BRIEF
Look through the lines below and extract any with the word "true".
-- START EXTRACTED RECORDS --
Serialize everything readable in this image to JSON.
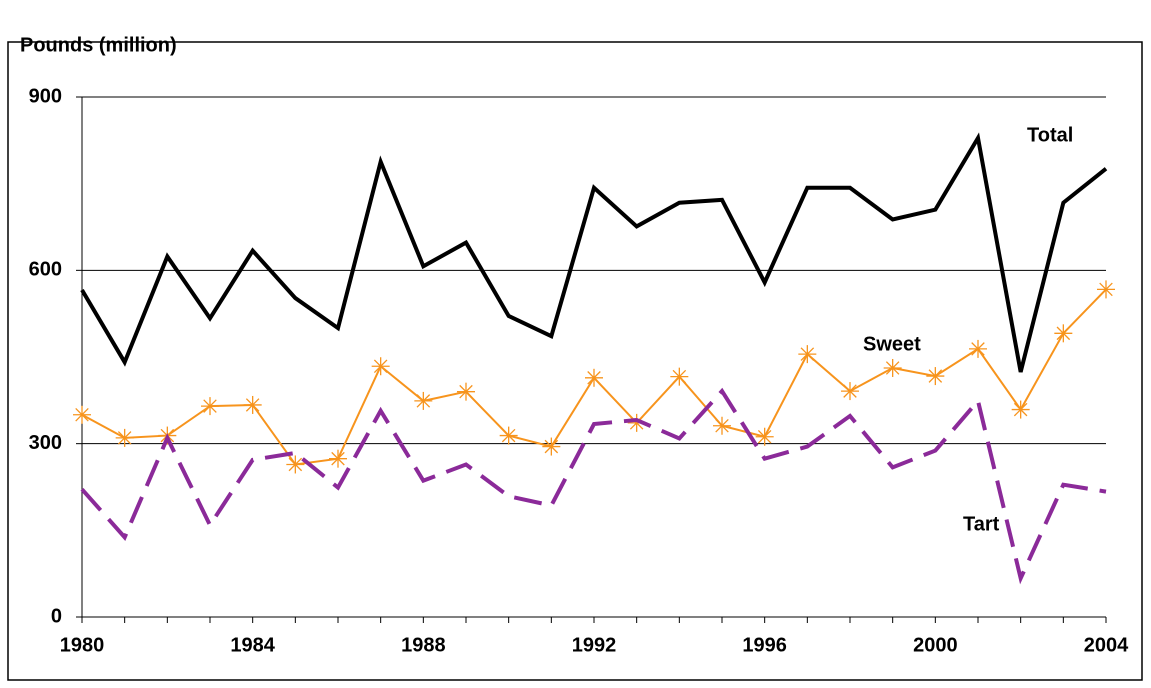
{
  "chart_data": {
    "type": "line",
    "y_label": "Pounds (million)",
    "x": [
      1980,
      1981,
      1982,
      1983,
      1984,
      1985,
      1986,
      1987,
      1988,
      1989,
      1990,
      1991,
      1992,
      1993,
      1994,
      1995,
      1996,
      1997,
      1998,
      1999,
      2000,
      2001,
      2002,
      2003,
      2004
    ],
    "series": [
      {
        "name": "Total",
        "color": "#000000",
        "dashed": false,
        "marker": "none",
        "values": [
          566,
          441,
          624,
          517,
          634,
          552,
          500,
          788,
          607,
          648,
          521,
          486,
          743,
          676,
          717,
          722,
          579,
          743,
          743,
          688,
          705,
          829,
          424,
          717,
          776
        ]
      },
      {
        "name": "Sweet",
        "color": "#f7941d",
        "dashed": false,
        "marker": "asterisk",
        "values": [
          350,
          310,
          314,
          365,
          367,
          264,
          274,
          434,
          374,
          390,
          314,
          295,
          414,
          336,
          416,
          331,
          312,
          455,
          391,
          431,
          417,
          464,
          359,
          491,
          567
        ]
      },
      {
        "name": "Tart",
        "color": "#8b2a99",
        "dashed": true,
        "marker": "none",
        "values": [
          221,
          138,
          310,
          159,
          272,
          284,
          224,
          357,
          236,
          264,
          209,
          193,
          334,
          341,
          309,
          391,
          274,
          295,
          348,
          259,
          288,
          374,
          67,
          229,
          217
        ]
      }
    ],
    "xlim": [
      1980,
      2004
    ],
    "xticks": [
      1980,
      1984,
      1988,
      1992,
      1996,
      2000,
      2004
    ],
    "ylim": [
      0,
      900
    ],
    "yticks": [
      0,
      300,
      600,
      900
    ],
    "grid": true
  }
}
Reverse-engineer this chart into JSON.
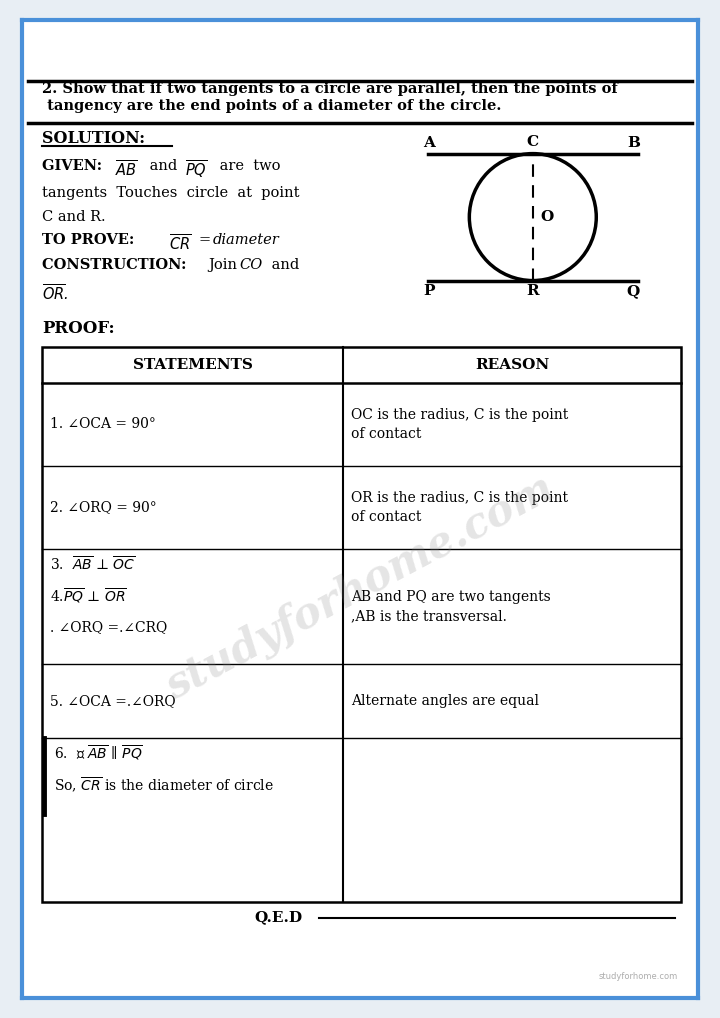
{
  "bg_color": "#e8eef4",
  "page_bg": "#ffffff",
  "border_color": "#4a90d9",
  "title_text_line1": "2. Show that if two tangents to a circle are parallel, then the points of",
  "title_text_line2": " tangency are the end points of a diameter of the circle.",
  "solution_label": "SOLUTION:",
  "proof_label": "PROOF:",
  "qed_text": "Q.E.D",
  "watermark_text": "studyforhome.com",
  "website_text": "studyforhome.com",
  "table_col_split": 0.475
}
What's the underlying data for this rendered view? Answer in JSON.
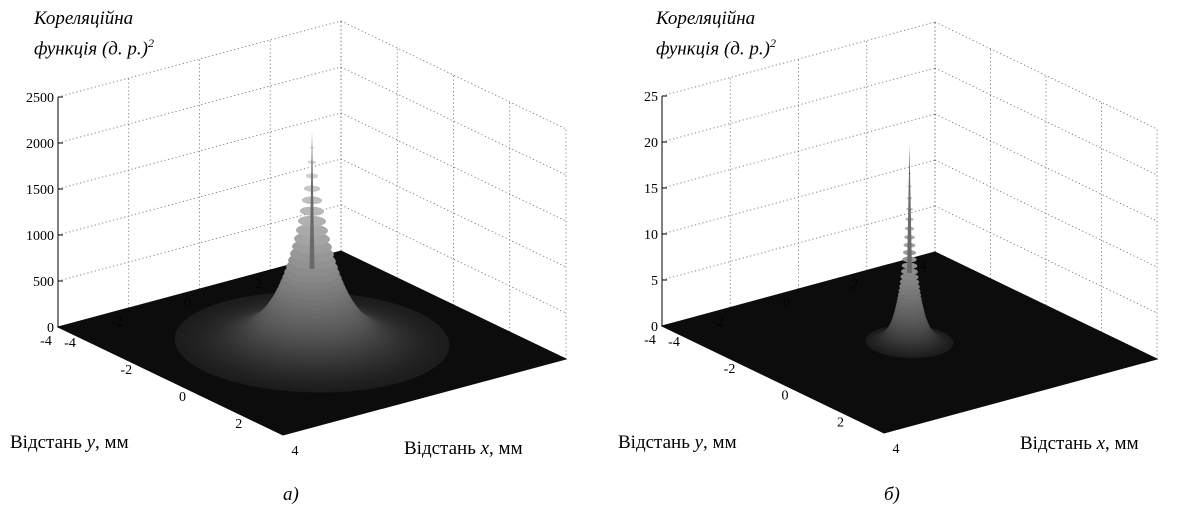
{
  "chart_data": [
    {
      "type": "surface",
      "caption": "а)",
      "zlabel_line1": "Кореляційна",
      "zlabel_line2": "функція (д. р.)",
      "zlabel_sup": "2",
      "xlabel_text": "Відстань ",
      "xlabel_var": "x",
      "xlabel_unit": ", мм",
      "ylabel_text": "Відстань ",
      "ylabel_var": "y",
      "ylabel_unit": ", мм",
      "xlim": [
        -4,
        4
      ],
      "ylim": [
        -4,
        4
      ],
      "zlim": [
        0,
        2500
      ],
      "xticks": [
        -4,
        -2,
        0,
        2,
        4
      ],
      "yticks": [
        -4,
        -2,
        0,
        2,
        4
      ],
      "zticks": [
        0,
        500,
        1000,
        1500,
        2000,
        2500
      ],
      "peak": {
        "x": 0,
        "y": 0,
        "z": 2300
      },
      "decay_length_mm": 0.55,
      "grid": true,
      "colormap": "gray"
    },
    {
      "type": "surface",
      "caption": "б)",
      "zlabel_line1": "Кореляційна",
      "zlabel_line2": "функція (д. р.)",
      "zlabel_sup": "2",
      "xlabel_text": "Відстань ",
      "xlabel_var": "x",
      "xlabel_unit": ", мм",
      "ylabel_text": "Відстань ",
      "ylabel_var": "y",
      "ylabel_unit": ", мм",
      "xlim": [
        -4,
        4
      ],
      "ylim": [
        -4,
        4
      ],
      "zlim": [
        0,
        25
      ],
      "xticks": [
        -4,
        -2,
        0,
        2,
        4
      ],
      "yticks": [
        -4,
        -2,
        0,
        2,
        4
      ],
      "zticks": [
        0,
        5,
        10,
        15,
        20,
        25
      ],
      "peak": {
        "x": 0,
        "y": 0,
        "z": 21.5
      },
      "decay_length_mm": 0.18,
      "grid": true,
      "colormap": "gray"
    }
  ]
}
-- END EXTRACTED RECORDS --
REPLY TO THE TASK
        "dashed": true,
    "grid": true
      "grid": true,
      "grid": true,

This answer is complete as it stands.